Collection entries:
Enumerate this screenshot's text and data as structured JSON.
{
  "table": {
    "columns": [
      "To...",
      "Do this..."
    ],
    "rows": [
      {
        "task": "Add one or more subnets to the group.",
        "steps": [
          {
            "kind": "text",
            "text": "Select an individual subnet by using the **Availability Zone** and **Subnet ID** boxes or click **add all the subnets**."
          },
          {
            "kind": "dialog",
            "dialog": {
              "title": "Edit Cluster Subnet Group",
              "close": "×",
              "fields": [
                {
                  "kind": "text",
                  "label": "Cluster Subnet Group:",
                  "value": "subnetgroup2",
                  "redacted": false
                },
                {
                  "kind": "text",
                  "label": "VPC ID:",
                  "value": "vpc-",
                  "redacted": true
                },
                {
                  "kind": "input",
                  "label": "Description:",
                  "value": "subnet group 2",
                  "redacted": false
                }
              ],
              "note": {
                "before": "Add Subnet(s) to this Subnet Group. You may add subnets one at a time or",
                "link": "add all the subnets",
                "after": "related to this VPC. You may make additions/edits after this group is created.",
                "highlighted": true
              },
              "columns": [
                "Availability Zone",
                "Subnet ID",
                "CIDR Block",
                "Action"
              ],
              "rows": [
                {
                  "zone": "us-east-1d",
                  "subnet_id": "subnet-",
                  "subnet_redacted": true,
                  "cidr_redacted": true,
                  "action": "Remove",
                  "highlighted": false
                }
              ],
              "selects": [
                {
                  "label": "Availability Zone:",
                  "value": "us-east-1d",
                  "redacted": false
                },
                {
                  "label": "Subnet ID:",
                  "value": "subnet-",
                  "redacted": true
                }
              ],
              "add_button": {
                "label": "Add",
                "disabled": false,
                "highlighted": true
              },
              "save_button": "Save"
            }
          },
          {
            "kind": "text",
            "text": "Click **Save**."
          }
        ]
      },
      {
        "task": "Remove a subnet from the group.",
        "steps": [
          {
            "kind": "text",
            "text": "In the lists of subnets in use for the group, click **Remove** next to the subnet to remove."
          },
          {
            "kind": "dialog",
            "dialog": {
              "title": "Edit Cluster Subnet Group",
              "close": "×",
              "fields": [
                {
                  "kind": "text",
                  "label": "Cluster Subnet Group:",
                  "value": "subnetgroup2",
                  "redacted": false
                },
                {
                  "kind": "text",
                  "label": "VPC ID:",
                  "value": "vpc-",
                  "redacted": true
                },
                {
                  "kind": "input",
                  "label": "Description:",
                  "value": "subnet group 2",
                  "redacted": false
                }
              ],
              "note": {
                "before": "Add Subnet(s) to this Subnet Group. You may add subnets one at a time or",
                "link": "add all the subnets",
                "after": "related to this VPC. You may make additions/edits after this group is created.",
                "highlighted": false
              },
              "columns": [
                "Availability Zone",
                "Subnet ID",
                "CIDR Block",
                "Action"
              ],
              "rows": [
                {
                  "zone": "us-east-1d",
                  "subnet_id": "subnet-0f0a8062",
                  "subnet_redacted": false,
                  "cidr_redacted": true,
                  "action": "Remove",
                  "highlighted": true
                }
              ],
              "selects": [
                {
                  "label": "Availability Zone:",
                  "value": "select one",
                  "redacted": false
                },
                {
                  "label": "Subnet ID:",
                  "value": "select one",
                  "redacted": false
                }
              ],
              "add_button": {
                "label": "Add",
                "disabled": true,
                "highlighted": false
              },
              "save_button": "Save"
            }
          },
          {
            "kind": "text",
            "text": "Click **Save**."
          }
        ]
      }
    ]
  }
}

** To do **
Transcribe the whole listing exactly.

** Correct result **
Enumerate this screenshot's text and data as structured JSON.
{
  "table": {
    "columns": [
      "To...",
      "Do this..."
    ],
    "rows": [
      {
        "task": "Add one or more subnets to the group.",
        "steps": [
          {
            "kind": "text",
            "text": "Select an individual subnet by using the **Availability Zone** and **Subnet ID** boxes or click **add all the subnets**."
          },
          {
            "kind": "dialog",
            "dialog": {
              "title": "Edit Cluster Subnet Group",
              "close": "×",
              "fields": [
                {
                  "kind": "text",
                  "label": "Cluster Subnet Group:",
                  "value": "subnetgroup2",
                  "redacted": false
                },
                {
                  "kind": "text",
                  "label": "VPC ID:",
                  "value": "vpc-",
                  "redacted": true
                },
                {
                  "kind": "input",
                  "label": "Description:",
                  "value": "subnet group 2",
                  "redacted": false
                }
              ],
              "note": {
                "before": "Add Subnet(s) to this Subnet Group. You may add subnets one at a time or",
                "link": "add all the subnets",
                "after": "related to this VPC. You may make additions/edits after this group is created.",
                "highlighted": true
              },
              "columns": [
                "Availability Zone",
                "Subnet ID",
                "CIDR Block",
                "Action"
              ],
              "rows": [
                {
                  "zone": "us-east-1d",
                  "subnet_id": "subnet-",
                  "subnet_redacted": true,
                  "cidr_redacted": true,
                  "action": "Remove",
                  "highlighted": false
                }
              ],
              "selects": [
                {
                  "label": "Availability Zone:",
                  "value": "us-east-1d",
                  "redacted": false
                },
                {
                  "label": "Subnet ID:",
                  "value": "subnet-",
                  "redacted": true
                }
              ],
              "add_button": {
                "label": "Add",
                "disabled": false,
                "highlighted": true
              },
              "save_button": "Save"
            }
          },
          {
            "kind": "text",
            "text": "Click **Save**."
          }
        ]
      },
      {
        "task": "Remove a subnet from the group.",
        "steps": [
          {
            "kind": "text",
            "text": "In the lists of subnets in use for the group, click **Remove** next to the subnet to remove."
          },
          {
            "kind": "dialog",
            "dialog": {
              "title": "Edit Cluster Subnet Group",
              "close": "×",
              "fields": [
                {
                  "kind": "text",
                  "label": "Cluster Subnet Group:",
                  "value": "subnetgroup2",
                  "redacted": false
                },
                {
                  "kind": "text",
                  "label": "VPC ID:",
                  "value": "vpc-",
                  "redacted": true
                },
                {
                  "kind": "input",
                  "label": "Description:",
                  "value": "subnet group 2",
                  "redacted": false
                }
              ],
              "note": {
                "before": "Add Subnet(s) to this Subnet Group. You may add subnets one at a time or",
                "link": "add all the subnets",
                "after": "related to this VPC. You may make additions/edits after this group is created.",
                "highlighted": false
              },
              "columns": [
                "Availability Zone",
                "Subnet ID",
                "CIDR Block",
                "Action"
              ],
              "rows": [
                {
                  "zone": "us-east-1d",
                  "subnet_id": "subnet-0f0a8062",
                  "subnet_redacted": false,
                  "cidr_redacted": true,
                  "action": "Remove",
                  "highlighted": true
                }
              ],
              "selects": [
                {
                  "label": "Availability Zone:",
                  "value": "select one",
                  "redacted": false
                },
                {
                  "label": "Subnet ID:",
                  "value": "select one",
                  "redacted": false
                }
              ],
              "add_button": {
                "label": "Add",
                "disabled": true,
                "highlighted": false
              },
              "save_button": "Save"
            }
          },
          {
            "kind": "text",
            "text": "Click **Save**."
          }
        ]
      }
    ]
  }
}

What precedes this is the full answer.